> [SOURCE MATERIAL]:

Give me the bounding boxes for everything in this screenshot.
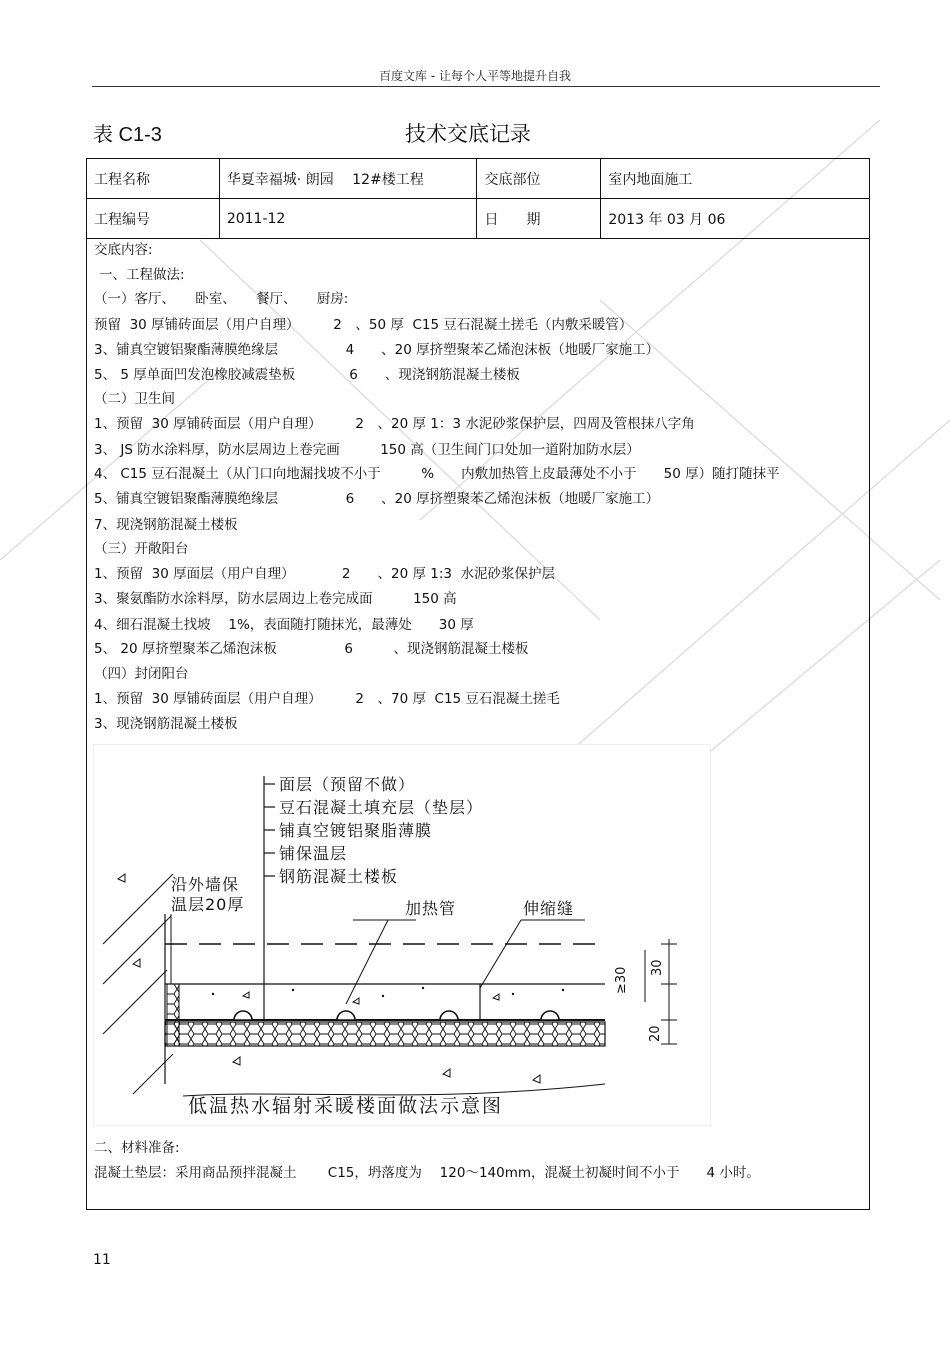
project-no-value: 2011-12 <box>219 199 477 239</box>
floor-section-diagram <box>93 744 711 1126</box>
table-row <box>87 199 870 239</box>
content-line: （四）封闭阳台 <box>94 666 189 682</box>
location-value: 室内地面施工 <box>601 159 870 199</box>
project-name-label: 工程名称 <box>87 159 220 199</box>
content-line: 3、现浇钢筋混凝土楼板 <box>94 716 238 732</box>
dimension-label: 20 <box>648 1025 663 1042</box>
content-line: （三）开敞阳台 <box>94 541 189 557</box>
content-line: （一）客厅、 卧室、 餐厅、 厨房: <box>94 291 349 307</box>
page-number: 11 <box>93 1252 111 1268</box>
header-divider <box>92 86 880 87</box>
location-label: 交底部位 <box>477 159 601 199</box>
content-line: 5、 20 厚挤塑聚苯乙烯泡沫板 6 、现浇钢筋混凝土楼板 <box>94 641 529 657</box>
dimension-label: 30 <box>650 959 665 976</box>
wall-insulation-label: 沿外墙保 <box>171 875 240 894</box>
legend-item: 铺保温层 <box>279 844 348 863</box>
table-label: 表 C1-3 <box>93 124 162 146</box>
legend-item: 铺真空镀铝聚脂薄膜 <box>279 821 433 840</box>
content-line: 3、铺真空镀铝聚酯薄膜绝缘层 4 、20 厚挤塑聚苯乙烯泡沫板（地暖厂家施工） <box>94 342 660 358</box>
project-name-value: 华夏幸福城· 朗园 12#楼工程 <box>219 159 477 199</box>
content-line: 5、铺真空镀铝聚酯薄膜绝缘层 6 、20 厚挤塑聚苯乙烯泡沫板（地暖厂家施工） <box>94 491 660 507</box>
content-line: 4、 C15 豆石混凝土（从门口向地漏找坡不小于 % 内敷加热管上皮最薄处不小于 50 厚）随打随抹平 <box>94 466 780 482</box>
content-line: 7、现浇钢筋混凝土楼板 <box>94 517 238 533</box>
date-value: 2013 年 03 月 06 <box>601 199 870 239</box>
expansion-joint-label: 伸缩缝 <box>523 899 575 918</box>
content-line: （二）卫生间 <box>94 391 175 407</box>
document-title: 技术交底记录 <box>405 123 531 146</box>
info-table <box>86 158 870 239</box>
content-line: 1、预留 30 厚铺砖面层（用户自理） 2 、70 厚 C15 豆石混凝土搓毛 <box>94 691 560 707</box>
heating-pipe-label: 加热管 <box>405 899 457 918</box>
content-line: 交底内容: <box>94 242 153 258</box>
content-line: 3、聚氨酯防水涂料厚，防水层周边上卷完成面 150 高 <box>94 591 457 607</box>
project-no-label: 工程编号 <box>87 199 220 239</box>
content-line: 1、预留 30 厚铺砖面层（用户自理） 2 、20 厚 1：3 水泥砂浆保护层，四周及管根抹八字角 <box>94 416 695 432</box>
legend-item: 豆石混凝土填充层（垫层） <box>279 798 484 817</box>
materials-heading: 二、材料准备: <box>94 1140 180 1156</box>
table-row <box>87 159 870 199</box>
diagram-caption: 低温热水辐射采暖楼面做法示意图 <box>188 1095 504 1117</box>
content-line: 预留 30 厚铺砖面层（用户自理） 2 、50 厚 C15 豆石混凝土搓毛（内敷采暖管） <box>94 317 633 333</box>
materials-line: 混凝土垫层：采用商品预拌混凝土 C15，坍落度为 120～140mm，混凝土初凝时间不小于 4 小时。 <box>94 1165 760 1181</box>
content-line: 1、预留 30 厚面层（用户自理） 2 、20 厚 1:3 水泥砂浆保护层 <box>94 566 556 582</box>
legend-item: 钢筋混凝土楼板 <box>279 867 399 886</box>
date-label: 日 期 <box>477 199 601 239</box>
wall-insulation-label: 温层20厚 <box>171 895 245 914</box>
content-line: 一、工程做法: <box>99 267 185 283</box>
page-header: 百度文库 - 让每个人平等地提升自我 <box>379 69 571 83</box>
content-line: 5、 5 厚单面凹发泡橡胶减震垫板 6 、现浇钢筋混凝土楼板 <box>94 367 520 383</box>
legend-item: 面层（预留不做） <box>279 775 416 794</box>
content-line: 4、细石混凝土找坡 1%，表面随打随抹光，最薄处 30 厚 <box>94 617 474 633</box>
dimension-label: ≥30 <box>614 966 629 994</box>
content-line: 3、 JS 防水涂料厚，防水层周边上卷完画 150 高（卫生间门口处加一道附加防水层） <box>94 442 640 458</box>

> [INSTRUCTIONS FOR THE TASK]: Set down every line of the listing above verbatim, leaving out the picture.

> [REPLY TO THE TASK]:
Give me the bounding boxes for everything in this screenshot.
project-no-value: 2011-12 <box>219 199 477 239</box>
floor-section-diagram <box>93 744 711 1126</box>
table-row <box>87 199 870 239</box>
content-line: （四）封闭阳台 <box>94 666 189 682</box>
location-value: 室内地面施工 <box>601 159 870 199</box>
project-name-label: 工程名称 <box>87 159 220 199</box>
content-line: 3、现浇钢筋混凝土楼板 <box>94 716 238 732</box>
dimension-label: 20 <box>648 1025 663 1042</box>
content-line: （三）开敞阳台 <box>94 541 189 557</box>
content-line: （一）客厅、 卧室、 餐厅、 厨房: <box>94 291 349 307</box>
page-number: 11 <box>93 1252 111 1268</box>
header-divider <box>92 86 880 87</box>
location-label: 交底部位 <box>477 159 601 199</box>
content-line: 5、 20 厚挤塑聚苯乙烯泡沫板 6 、现浇钢筋混凝土楼板 <box>94 641 529 657</box>
dimension-label: 30 <box>650 959 665 976</box>
wall-insulation-label: 沿外墙保 <box>171 875 240 894</box>
legend-item: 铺保温层 <box>279 844 348 863</box>
table-label: 表 C1-3 <box>93 124 162 146</box>
legend-item: 铺真空镀铝聚脂薄膜 <box>279 821 433 840</box>
content-line: 3、铺真空镀铝聚酯薄膜绝缘层 4 、20 厚挤塑聚苯乙烯泡沫板（地暖厂家施工） <box>94 342 660 358</box>
project-name-value: 华夏幸福城· 朗园 12#楼工程 <box>219 159 477 199</box>
content-line: 5、铺真空镀铝聚酯薄膜绝缘层 6 、20 厚挤塑聚苯乙烯泡沫板（地暖厂家施工） <box>94 491 660 507</box>
content-line: 4、 C15 豆石混凝土（从门口向地漏找坡不小于 % 内敷加热管上皮最薄处不小于 50 厚）随打随抹平 <box>94 466 780 482</box>
content-line: 7、现浇钢筋混凝土楼板 <box>94 517 238 533</box>
date-value: 2013 年 03 月 06 <box>601 199 870 239</box>
expansion-joint-label: 伸缩缝 <box>523 899 575 918</box>
content-line: （二）卫生间 <box>94 391 175 407</box>
document-title: 技术交底记录 <box>405 123 531 146</box>
info-table <box>86 158 870 239</box>
content-line: 1、预留 30 厚铺砖面层（用户自理） 2 、70 厚 C15 豆石混凝土搓毛 <box>94 691 560 707</box>
heating-pipe-label: 加热管 <box>405 899 457 918</box>
content-line: 交底内容: <box>94 242 153 258</box>
content-line: 3、聚氨酯防水涂料厚，防水层周边上卷完成面 150 高 <box>94 591 457 607</box>
project-no-label: 工程编号 <box>87 199 220 239</box>
content-line: 1、预留 30 厚铺砖面层（用户自理） 2 、20 厚 1：3 水泥砂浆保护层，四周及管根抹八字角 <box>94 416 695 432</box>
legend-item: 豆石混凝土填充层（垫层） <box>279 798 484 817</box>
materials-heading: 二、材料准备: <box>94 1140 180 1156</box>
table-row <box>87 159 870 199</box>
diagram-caption: 低温热水辐射采暖楼面做法示意图 <box>188 1095 504 1117</box>
content-line: 预留 30 厚铺砖面层（用户自理） 2 、50 厚 C15 豆石混凝土搓毛（内敷采暖管） <box>94 317 633 333</box>
materials-line: 混凝土垫层：采用商品预拌混凝土 C15，坍落度为 120～140mm，混凝土初凝时间不小于 4 小时。 <box>94 1165 760 1181</box>
content-line: 1、预留 30 厚面层（用户自理） 2 、20 厚 1:3 水泥砂浆保护层 <box>94 566 556 582</box>
legend-item: 钢筋混凝土楼板 <box>279 867 399 886</box>
date-label: 日 期 <box>477 199 601 239</box>
wall-insulation-label: 温层20厚 <box>171 895 245 914</box>
content-line: 一、工程做法: <box>99 267 185 283</box>
page-header: 百度文库 - 让每个人平等地提升自我 <box>379 69 571 83</box>
content-line: 5、 5 厚单面凹发泡橡胶减震垫板 6 、现浇钢筋混凝土楼板 <box>94 367 520 383</box>
legend-item: 面层（预留不做） <box>279 775 416 794</box>
content-line: 4、细石混凝土找坡 1%，表面随打随抹光，最薄处 30 厚 <box>94 617 474 633</box>
dimension-label: ≥30 <box>614 966 629 994</box>
content-line: 3、 JS 防水涂料厚，防水层周边上卷完画 150 高（卫生间门口处加一道附加防水层） <box>94 442 640 458</box>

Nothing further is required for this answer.